[INFORMATION PROVIDED]
--- START ---

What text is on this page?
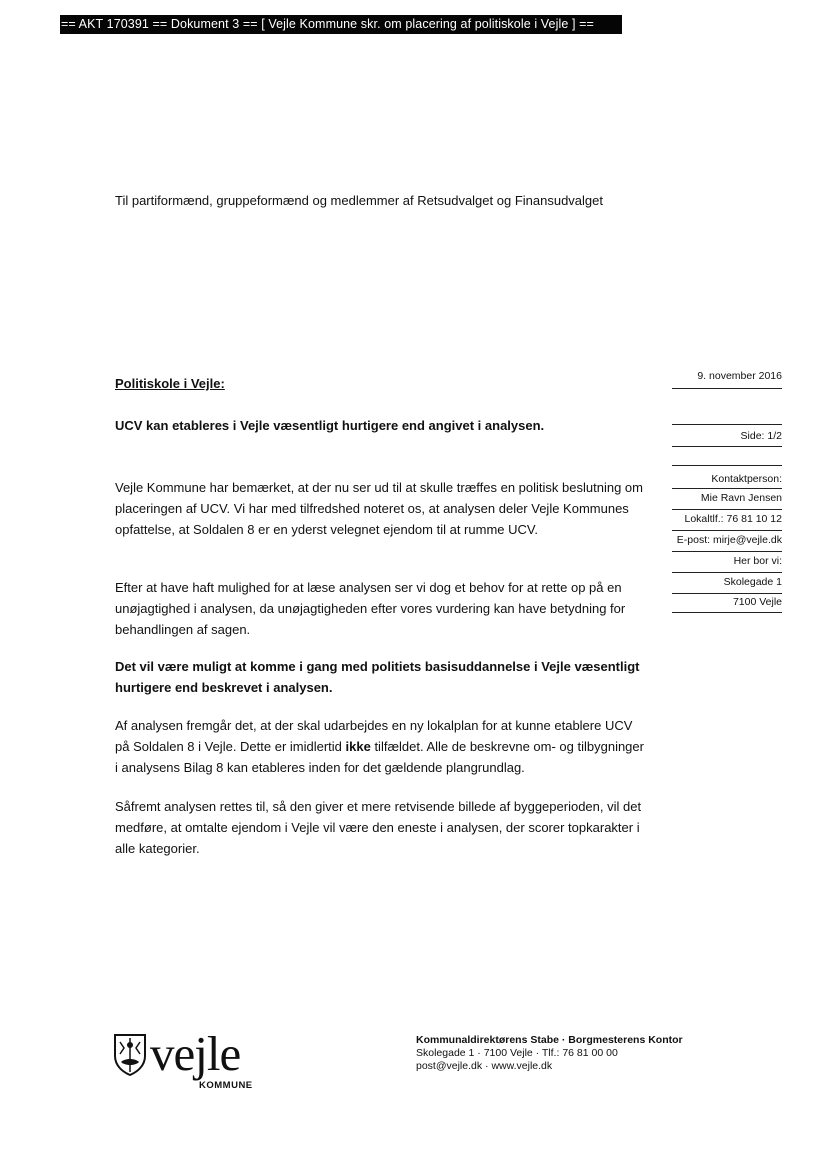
== AKT 170391 == Dokument 3 == [ Vejle Kommune skr. om placering af politiskole i Vejle ] ==
Til partiformænd, gruppeformænd og medlemmer af Retsudvalget og Finansudvalget
Politiskole i Vejle:
UCV kan etableres i Vejle væsentligt hurtigere end angivet i analysen.

Vejle Kommune har bemærket, at der nu ser ud til at skulle træffes en politisk beslutning om placeringen af UCV. Vi har med tilfredshed noteret os, at analysen deler Vejle Kommunes opfattelse, at Soldalen 8 er en yderst velegnet ejendom til at rumme UCV.

Efter at have haft mulighed for at læse analysen ser vi dog et behov for at rette op på en unøjagtighed i analysen, da unøjagtigheden efter vores vurdering kan have betydning for behandlingen af sagen.

Det vil være muligt at komme i gang med politiets basisuddannelse i Vejle væsentligt hurtigere end beskrevet i analysen.

Af analysen fremgår det, at der skal udarbejdes en ny lokalplan for at kunne etablere UCV på Soldalen 8 i Vejle. Dette er imidlertid ikke tilfældet. Alle de beskrevne om- og tilbygninger i analysens Bilag 8 kan etableres inden for det gældende plangrundlag.

Såfremt analysen rettes til, så den giver et mere retvisende billede af byggeperioden, vil det medføre, at omtalte ejendom i Vejle vil være den eneste i analysen, der scorer topkarakter i alle kategorier.

9. november 2016
Side: 1/2
Kontaktperson:
Mie Ravn Jensen
Lokaltlf.: 76 81 10 12
E-post: mirje@vejle.dk
Her bor vi:
Skolegade 1
7100 Vejle
vejle
KOMMUNE
Kommunaldirektørens Stabe · Borgmesterens Kontor
Skolegade 1 · 7100 Vejle · Tlf.: 76 81 00 00
post@vejle.dk · www.vejle.dk
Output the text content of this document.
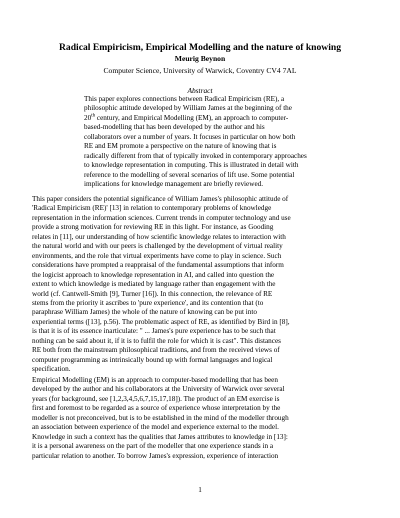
Radical Empiricism, Empirical Modelling and the nature of knowing
Meurig Beynon
Computer Science, University of Warwick, Coventry CV4 7AL
Abstract
This paper explores connections between Radical Empiricism (RE), a
philosophic attitude developed by William James at the beginning of the
20th century, and Empirical Modelling (EM), an approach to computer-
based-modelling that has been developed by the author and his
collaborators over a number of years. It focuses in particular on how both
RE and EM promote a perspective on the nature of knowing that is
radically different from that of typically invoked in contemporary approaches
to knowledge representation in computing. This is illustrated in detail with
reference to the modelling of several scenarios of lift use. Some potential
implications for knowledge management are briefly reviewed.
This paper considers the potential significance of William James's philosophic attitude of
'Radical Empiricism (RE)' [13] in relation to contemporary problems of knowledge
representation in the information sciences. Current trends in computer technology and use
provide a strong motivation for reviewing RE in this light. For instance, as Gooding
relates in [11], our understanding of how scientific knowledge relates to interaction with
the natural world and with our peers is challenged by the development of virtual reality
environments, and the role that virtual experiments have come to play in science. Such
considerations have prompted a reappraisal of the fundamental assumptions that inform
the logicist approach to knowledge representation in AI, and called into question the
extent to which knowledge is mediated by language rather than engagement with the
world (cf. Cantwell-Smith [9], Turner [16]). In this connection, the relevance of RE
stems from the priority it ascribes to 'pure experience', and its contention that (to
paraphrase William James) the whole of the nature of knowing can be put into
experiential terms ([13], p.56). The problematic aspect of RE, as identified by Bird in [8],
is that it is of its essence inarticulate: " ... James's pure experience has to be such that
nothing can be said about it, if it is to fulfil the role for which it is cast". This distances
RE both from the mainstream philosophical traditions, and from the received views of
computer programming as intrinsically bound up with formal languages and logical
specification.
Empirical Modelling (EM) is an approach to computer-based modelling that has been
developed by the author and his collaborators at the University of Warwick over several
years (for background, see [1,2,3,4,5,6,7,15,17,18]). The product of an EM exercise is
first and foremost to be regarded as a source of experience whose interpretation by the
modeller is not preconceived, but is to be established in the mind of the modeller through
an association between experience of the model and experience external to the model.
Knowledge in such a context has the qualities that James attributes to knowledge in [13]:
it is a personal awareness on the part of the modeller that one experience stands in a
particular relation to another. To borrow James's expression, experience of interaction
1
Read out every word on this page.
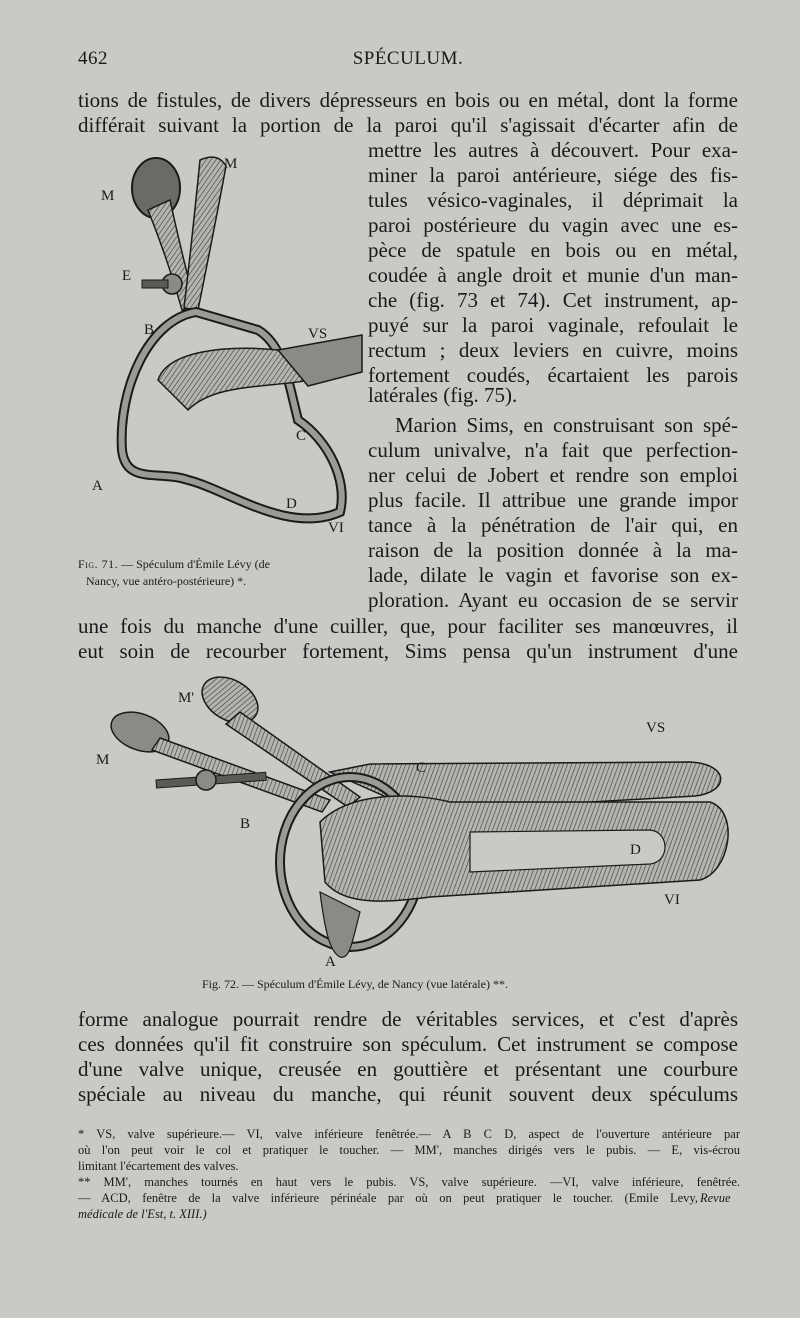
462	SPÉCULUM.
tions de fistules, de divers dépresseurs en bois ou en métal, dont la forme
différait suivant la portion de la paroi qu'il s'agissait d'écarter afin de
mettre les autres à découvert. Pour exa-
miner la paroi antérieure, siége des fis-
tules vésico-vaginales, il déprimait la
paroi postérieure du vagin avec une es-
pèce de spatule en bois ou en métal,
coudée à angle droit et munie d'un man-
che (fig. 73 et 74). Cet instrument, ap-
puyé sur la paroi vaginale, refoulait le
rectum ; deux leviers en cuivre, moins
fortement coudés, écartaient les parois
latérales (fig. 75).
Marion Sims, en construisant son spé-
culum univalve, n'a fait que perfection-
ner celui de Jobert et rendre son emploi
plus facile. Il attribue une grande impor
tance à la pénétration de l'air qui, en
raison de la position donnée à la ma-
lade, dilate le vagin et favorise son ex-
ploration. Ayant eu occasion de se servir
une fois du manche d'une cuiller, que, pour faciliter ses manœuvres, il
eut soin de recourber fortement, Sims pensa qu'un instrument d'une
M
M
E
B	VS
C
A
D
VI
Fig. 71. — Spéculum d'Émile Lévy (de
Nancy, vue antéro-postérieure) *.
M'
M	C
B
VS
D
VI
A
Fig. 72. — Spéculum d'Émile Lévy, de Nancy (vue latérale) **.
forme analogue pourrait rendre de véritables services, et c'est d'après
ces données qu'il fit construire son spéculum. Cet instrument se compose
d'une valve unique, creusée en gouttière et présentant une courbure
spéciale au niveau du manche, qui réunit souvent deux spéculums
* VS, valve supérieure.— VI, valve inférieure fenêtrée.— A B C D, aspect de l'ouverture antérieure par
où l'on peut voir le col et pratiquer le toucher. — MM', manches dirigés vers le pubis. — E, vis-écrou
limitant l'écartement des valves.
** MM', manches tournés en haut vers le pubis. VS, valve supérieure. —VI, valve inférieure, fenêtrée.
— ACD, fenêtre de la valve inférieure périnéale par où on peut pratiquer le toucher. (Emile Levy, Revue
médicale de l'Est, t. XIII.)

--- END ---

[YOUR TASK]
Copy every record above exactly, leaving out the pictures.

[SOLVED PROBLEM]
What text is on this page?
== AKT 170391 == Dokument 3 == [ Vejle Kommune skr. om placering af politiskole i Vejle ] ==
Til partiformænd, gruppeformænd og medlemmer af Retsudvalget og Finansudvalget
Politiskole i Vejle:
UCV kan etableres i Vejle væsentligt hurtigere end angivet i analysen.

Vejle Kommune har bemærket, at der nu ser ud til at skulle træffes en politisk beslutning om placeringen af UCV. Vi har med tilfredshed noteret os, at analysen deler Vejle Kommunes opfattelse, at Soldalen 8 er en yderst velegnet ejendom til at rumme UCV.

Efter at have haft mulighed for at læse analysen ser vi dog et behov for at rette op på en unøjagtighed i analysen, da unøjagtigheden efter vores vurdering kan have betydning for behandlingen af sagen.

Det vil være muligt at komme i gang med politiets basisuddannelse i Vejle væsentligt hurtigere end beskrevet i analysen.

Af analysen fremgår det, at der skal udarbejdes en ny lokalplan for at kunne etablere UCV på Soldalen 8 i Vejle. Dette er imidlertid ikke tilfældet. Alle de beskrevne om- og tilbygninger i analysens Bilag 8 kan etableres inden for det gældende plangrundlag.

Såfremt analysen rettes til, så den giver et mere retvisende billede af byggeperioden, vil det medføre, at omtalte ejendom i Vejle vil være den eneste i analysen, der scorer topkarakter i alle kategorier.

9. november 2016
Side: 1/2
Kontaktperson:
Mie Ravn Jensen
Lokaltlf.: 76 81 10 12
E-post: mirje@vejle.dk
Her bor vi:
Skolegade 1
7100 Vejle
vejle
KOMMUNE
Kommunaldirektørens Stabe · Borgmesterens Kontor
Skolegade 1 · 7100 Vejle · Tlf.: 76 81 00 00
post@vejle.dk · www.vejle.dk
Output the text content of this document.
Radical Empiricism, Empirical Modelling and the nature of knowing
Meurig Beynon
Computer Science, University of Warwick, Coventry CV4 7AL
Abstract
This paper explores connections between Radical Empiricism (RE), a
philosophic attitude developed by William James at the beginning of the
20th century, and Empirical Modelling (EM), an approach to computer-
based-modelling that has been developed by the author and his
collaborators over a number of years. It focuses in particular on how both
RE and EM promote a perspective on the nature of knowing that is
radically different from that of typically invoked in contemporary approaches
to knowledge representation in computing. This is illustrated in detail with
reference to the modelling of several scenarios of lift use. Some potential
implications for knowledge management are briefly reviewed.
This paper considers the potential significance of William James's philosophic attitude of
'Radical Empiricism (RE)' [13] in relation to contemporary problems of knowledge
representation in the information sciences. Current trends in computer technology and use
provide a strong motivation for reviewing RE in this light. For instance, as Gooding
relates in [11], our understanding of how scientific knowledge relates to interaction with
the natural world and with our peers is challenged by the development of virtual reality
environments, and the role that virtual experiments have come to play in science. Such
considerations have prompted a reappraisal of the fundamental assumptions that inform
the logicist approach to knowledge representation in AI, and called into question the
extent to which knowledge is mediated by language rather than engagement with the
world (cf. Cantwell-Smith [9], Turner [16]). In this connection, the relevance of RE
stems from the priority it ascribes to 'pure experience', and its contention that (to
paraphrase William James) the whole of the nature of knowing can be put into
experiential terms ([13], p.56). The problematic aspect of RE, as identified by Bird in [8],
is that it is of its essence inarticulate: " ... James's pure experience has to be such that
nothing can be said about it, if it is to fulfil the role for which it is cast". This distances
RE both from the mainstream philosophical traditions, and from the received views of
computer programming as intrinsically bound up with formal languages and logical
specification.
Empirical Modelling (EM) is an approach to computer-based modelling that has been
developed by the author and his collaborators at the University of Warwick over several
years (for background, see [1,2,3,4,5,6,7,15,17,18]). The product of an EM exercise is
first and foremost to be regarded as a source of experience whose interpretation by the
modeller is not preconceived, but is to be established in the mind of the modeller through
an association between experience of the model and experience external to the model.
Knowledge in such a context has the qualities that James attributes to knowledge in [13]:
it is a personal awareness on the part of the modeller that one experience stands in a
particular relation to another. To borrow James's expression, experience of interaction
1
Read out every word on this page.
462	SPÉCULUM.
tions de fistules, de divers dépresseurs en bois ou en métal, dont la forme
différait suivant la portion de la paroi qu'il s'agissait d'écarter afin de
mettre les autres à découvert. Pour exa-
miner la paroi antérieure, siége des fis-
tules vésico-vaginales, il déprimait la
paroi postérieure du vagin avec une es-
pèce de spatule en bois ou en métal,
coudée à angle droit et munie d'un man-
che (fig. 73 et 74). Cet instrument, ap-
puyé sur la paroi vaginale, refoulait le
rectum ; deux leviers en cuivre, moins
fortement coudés, écartaient les parois
latérales (fig. 75).
Marion Sims, en construisant son spé-
culum univalve, n'a fait que perfection-
ner celui de Jobert et rendre son emploi
plus facile. Il attribue une grande impor
tance à la pénétration de l'air qui, en
raison de la position donnée à la ma-
lade, dilate le vagin et favorise son ex-
ploration. Ayant eu occasion de se servir
une fois du manche d'une cuiller, que, pour faciliter ses manœuvres, il
eut soin de recourber fortement, Sims pensa qu'un instrument d'une
M
M
E
B	VS
C
A
D
VI
Fig. 71. — Spéculum d'Émile Lévy (de
Nancy, vue antéro-postérieure) *.
M'
M	C
B
VS
D
VI
A
Fig. 72. — Spéculum d'Émile Lévy, de Nancy (vue latérale) **.
forme analogue pourrait rendre de véritables services, et c'est d'après
ces données qu'il fit construire son spéculum. Cet instrument se compose
d'une valve unique, creusée en gouttière et présentant une courbure
spéciale au niveau du manche, qui réunit souvent deux spéculums
* VS, valve supérieure.— VI, valve inférieure fenêtrée.— A B C D, aspect de l'ouverture antérieure par
où l'on peut voir le col et pratiquer le toucher. — MM', manches dirigés vers le pubis. — E, vis-écrou
limitant l'écartement des valves.
** MM', manches tournés en haut vers le pubis. VS, valve supérieure. —VI, valve inférieure, fenêtrée.
— ACD, fenêtre de la valve inférieure périnéale par où on peut pratiquer le toucher. (Emile Levy, Revue
médicale de l'Est, t. XIII.)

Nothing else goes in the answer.